== Task ==
Write out the listing exactly as it is given.
--- BEGIN Data to use ---
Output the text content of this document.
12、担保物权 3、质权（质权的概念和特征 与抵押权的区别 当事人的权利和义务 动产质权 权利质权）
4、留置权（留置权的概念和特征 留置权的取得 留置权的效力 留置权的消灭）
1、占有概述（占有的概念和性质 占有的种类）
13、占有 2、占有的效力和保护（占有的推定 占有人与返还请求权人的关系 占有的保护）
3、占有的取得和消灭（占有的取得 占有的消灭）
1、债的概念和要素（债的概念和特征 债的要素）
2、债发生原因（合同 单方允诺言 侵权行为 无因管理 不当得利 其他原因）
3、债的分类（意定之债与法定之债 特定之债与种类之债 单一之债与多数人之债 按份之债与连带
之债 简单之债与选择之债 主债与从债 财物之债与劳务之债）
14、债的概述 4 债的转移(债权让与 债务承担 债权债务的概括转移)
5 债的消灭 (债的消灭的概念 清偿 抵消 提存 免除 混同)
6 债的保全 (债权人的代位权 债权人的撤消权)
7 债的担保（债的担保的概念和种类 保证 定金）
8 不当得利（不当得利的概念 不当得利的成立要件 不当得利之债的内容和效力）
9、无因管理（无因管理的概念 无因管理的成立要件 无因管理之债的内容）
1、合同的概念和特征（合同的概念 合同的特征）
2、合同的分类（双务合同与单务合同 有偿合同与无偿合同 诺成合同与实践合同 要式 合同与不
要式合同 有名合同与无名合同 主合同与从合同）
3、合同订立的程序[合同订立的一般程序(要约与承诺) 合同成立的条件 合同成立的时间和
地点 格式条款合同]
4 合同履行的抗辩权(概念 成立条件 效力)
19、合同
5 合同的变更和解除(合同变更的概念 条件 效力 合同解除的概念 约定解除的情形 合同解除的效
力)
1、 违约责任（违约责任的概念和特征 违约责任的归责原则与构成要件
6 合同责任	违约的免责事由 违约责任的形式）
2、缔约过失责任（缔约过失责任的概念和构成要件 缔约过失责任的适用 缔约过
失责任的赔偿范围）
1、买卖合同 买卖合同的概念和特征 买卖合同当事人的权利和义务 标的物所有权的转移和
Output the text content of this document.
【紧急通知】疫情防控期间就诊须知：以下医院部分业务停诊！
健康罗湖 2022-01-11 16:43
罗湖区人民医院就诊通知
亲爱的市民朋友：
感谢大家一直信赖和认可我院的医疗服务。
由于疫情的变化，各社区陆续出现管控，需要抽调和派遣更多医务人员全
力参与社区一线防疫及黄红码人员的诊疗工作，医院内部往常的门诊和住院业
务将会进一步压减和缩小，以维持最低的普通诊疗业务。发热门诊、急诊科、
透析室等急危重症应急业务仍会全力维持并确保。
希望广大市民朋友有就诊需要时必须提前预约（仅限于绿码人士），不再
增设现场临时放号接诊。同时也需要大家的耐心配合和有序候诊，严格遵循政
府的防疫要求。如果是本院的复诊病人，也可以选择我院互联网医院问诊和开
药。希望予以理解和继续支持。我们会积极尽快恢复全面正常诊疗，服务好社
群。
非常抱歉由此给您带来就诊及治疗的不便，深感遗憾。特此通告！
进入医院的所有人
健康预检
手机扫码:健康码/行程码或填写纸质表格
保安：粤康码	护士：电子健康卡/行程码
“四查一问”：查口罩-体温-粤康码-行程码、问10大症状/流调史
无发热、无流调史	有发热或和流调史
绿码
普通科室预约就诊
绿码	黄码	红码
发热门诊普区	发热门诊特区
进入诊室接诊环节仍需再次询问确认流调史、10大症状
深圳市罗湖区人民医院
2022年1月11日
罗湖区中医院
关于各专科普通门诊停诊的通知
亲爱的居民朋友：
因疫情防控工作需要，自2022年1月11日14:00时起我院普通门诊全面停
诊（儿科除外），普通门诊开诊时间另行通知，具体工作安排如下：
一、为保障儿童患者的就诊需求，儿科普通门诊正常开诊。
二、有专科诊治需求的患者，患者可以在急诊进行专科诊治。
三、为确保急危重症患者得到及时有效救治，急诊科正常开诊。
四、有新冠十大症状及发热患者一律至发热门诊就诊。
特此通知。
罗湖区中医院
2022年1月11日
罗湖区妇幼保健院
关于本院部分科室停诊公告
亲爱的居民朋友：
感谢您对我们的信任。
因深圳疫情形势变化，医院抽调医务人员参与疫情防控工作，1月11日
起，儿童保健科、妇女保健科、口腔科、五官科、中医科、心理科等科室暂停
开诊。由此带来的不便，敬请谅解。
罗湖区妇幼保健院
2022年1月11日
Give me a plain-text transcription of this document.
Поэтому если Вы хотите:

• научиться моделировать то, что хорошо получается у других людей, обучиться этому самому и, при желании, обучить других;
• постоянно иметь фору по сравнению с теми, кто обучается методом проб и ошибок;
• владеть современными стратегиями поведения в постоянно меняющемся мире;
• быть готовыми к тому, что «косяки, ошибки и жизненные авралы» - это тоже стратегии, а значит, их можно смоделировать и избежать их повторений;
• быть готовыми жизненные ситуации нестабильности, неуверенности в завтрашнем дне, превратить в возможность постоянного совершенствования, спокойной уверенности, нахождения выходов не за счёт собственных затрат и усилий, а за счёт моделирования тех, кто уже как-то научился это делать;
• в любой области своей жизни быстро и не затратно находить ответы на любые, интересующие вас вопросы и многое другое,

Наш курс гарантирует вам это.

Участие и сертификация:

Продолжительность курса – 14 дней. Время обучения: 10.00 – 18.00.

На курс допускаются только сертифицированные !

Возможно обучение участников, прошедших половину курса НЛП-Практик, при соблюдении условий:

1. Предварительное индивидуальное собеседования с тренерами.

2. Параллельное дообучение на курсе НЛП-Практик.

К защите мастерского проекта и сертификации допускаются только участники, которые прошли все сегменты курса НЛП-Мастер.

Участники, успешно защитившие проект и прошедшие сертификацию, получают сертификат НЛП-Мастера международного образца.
--- END Data to use ---
== The reply ==
Output the text content of this document.
12、担保物权 3、质权（质权的概念和特征 与抵押权的区别 当事人的权利和义务 动产质权 权利质权）
4、留置权（留置权的概念和特征 留置权的取得 留置权的效力 留置权的消灭）
1、占有概述（占有的概念和性质 占有的种类）
13、占有 2、占有的效力和保护（占有的推定 占有人与返还请求权人的关系 占有的保护）
3、占有的取得和消灭（占有的取得 占有的消灭）
1、债的概念和要素（债的概念和特征 债的要素）
2、债发生原因（合同 单方允诺言 侵权行为 无因管理 不当得利 其他原因）
3、债的分类（意定之债与法定之债 特定之债与种类之债 单一之债与多数人之债 按份之债与连带
之债 简单之债与选择之债 主债与从债 财物之债与劳务之债）
14、债的概述 4 债的转移(债权让与 债务承担 债权债务的概括转移)
5 债的消灭 (债的消灭的概念 清偿 抵消 提存 免除 混同)
6 债的保全 (债权人的代位权 债权人的撤消权)
7 债的担保（债的担保的概念和种类 保证 定金）
8 不当得利（不当得利的概念 不当得利的成立要件 不当得利之债的内容和效力）
9、无因管理（无因管理的概念 无因管理的成立要件 无因管理之债的内容）
1、合同的概念和特征（合同的概念 合同的特征）
2、合同的分类（双务合同与单务合同 有偿合同与无偿合同 诺成合同与实践合同 要式 合同与不
要式合同 有名合同与无名合同 主合同与从合同）
3、合同订立的程序[合同订立的一般程序(要约与承诺) 合同成立的条件 合同成立的时间和
地点 格式条款合同]
4 合同履行的抗辩权(概念 成立条件 效力)
19、合同
5 合同的变更和解除(合同变更的概念 条件 效力 合同解除的概念 约定解除的情形 合同解除的效
力)
1、 违约责任（违约责任的概念和特征 违约责任的归责原则与构成要件
6 合同责任	违约的免责事由 违约责任的形式）
2、缔约过失责任（缔约过失责任的概念和构成要件 缔约过失责任的适用 缔约过
失责任的赔偿范围）
1、买卖合同 买卖合同的概念和特征 买卖合同当事人的权利和义务 标的物所有权的转移和
Output the text content of this document.
【紧急通知】疫情防控期间就诊须知：以下医院部分业务停诊！
健康罗湖 2022-01-11 16:43
罗湖区人民医院就诊通知
亲爱的市民朋友：
感谢大家一直信赖和认可我院的医疗服务。
由于疫情的变化，各社区陆续出现管控，需要抽调和派遣更多医务人员全
力参与社区一线防疫及黄红码人员的诊疗工作，医院内部往常的门诊和住院业
务将会进一步压减和缩小，以维持最低的普通诊疗业务。发热门诊、急诊科、
透析室等急危重症应急业务仍会全力维持并确保。
希望广大市民朋友有就诊需要时必须提前预约（仅限于绿码人士），不再
增设现场临时放号接诊。同时也需要大家的耐心配合和有序候诊，严格遵循政
府的防疫要求。如果是本院的复诊病人，也可以选择我院互联网医院问诊和开
药。希望予以理解和继续支持。我们会积极尽快恢复全面正常诊疗，服务好社
群。
非常抱歉由此给您带来就诊及治疗的不便，深感遗憾。特此通告！
进入医院的所有人
健康预检
手机扫码:健康码/行程码或填写纸质表格
保安：粤康码	护士：电子健康卡/行程码
“四查一问”：查口罩-体温-粤康码-行程码、问10大症状/流调史
无发热、无流调史	有发热或和流调史
绿码
普通科室预约就诊
绿码	黄码	红码
发热门诊普区	发热门诊特区
进入诊室接诊环节仍需再次询问确认流调史、10大症状
深圳市罗湖区人民医院
2022年1月11日
罗湖区中医院
关于各专科普通门诊停诊的通知
亲爱的居民朋友：
因疫情防控工作需要，自2022年1月11日14:00时起我院普通门诊全面停
诊（儿科除外），普通门诊开诊时间另行通知，具体工作安排如下：
一、为保障儿童患者的就诊需求，儿科普通门诊正常开诊。
二、有专科诊治需求的患者，患者可以在急诊进行专科诊治。
三、为确保急危重症患者得到及时有效救治，急诊科正常开诊。
四、有新冠十大症状及发热患者一律至发热门诊就诊。
特此通知。
罗湖区中医院
2022年1月11日
罗湖区妇幼保健院
关于本院部分科室停诊公告
亲爱的居民朋友：
感谢您对我们的信任。
因深圳疫情形势变化，医院抽调医务人员参与疫情防控工作，1月11日
起，儿童保健科、妇女保健科、口腔科、五官科、中医科、心理科等科室暂停
开诊。由此带来的不便，敬请谅解。
罗湖区妇幼保健院
2022年1月11日
Give me a plain-text transcription of this document.
Поэтому если Вы хотите:

• научиться моделировать то, что хорошо получается у других людей, обучиться этому самому и, при желании, обучить других;
• постоянно иметь фору по сравнению с теми, кто обучается методом проб и ошибок;
• владеть современными стратегиями поведения в постоянно меняющемся мире;
• быть готовыми к тому, что «косяки, ошибки и жизненные авралы» - это тоже стратегии, а значит, их можно смоделировать и избежать их повторений;
• быть готовыми жизненные ситуации нестабильности, неуверенности в завтрашнем дне, превратить в возможность постоянного совершенствования, спокойной уверенности, нахождения выходов не за счёт собственных затрат и усилий, а за счёт моделирования тех, кто уже как-то научился это делать;
• в любой области своей жизни быстро и не затратно находить ответы на любые, интересующие вас вопросы и многое другое,

Наш курс гарантирует вам это.

Участие и сертификация:

Продолжительность курса – 14 дней. Время обучения: 10.00 – 18.00.

На курс допускаются только сертифицированные !

Возможно обучение участников, прошедших половину курса НЛП-Практик, при соблюдении условий:

1. Предварительное индивидуальное собеседования с тренерами.

2. Параллельное дообучение на курсе НЛП-Практик.

К защите мастерского проекта и сертификации допускаются только участники, которые прошли все сегменты курса НЛП-Мастер.

Участники, успешно защитившие проект и прошедшие сертификацию, получают сертификат НЛП-Мастера международного образца.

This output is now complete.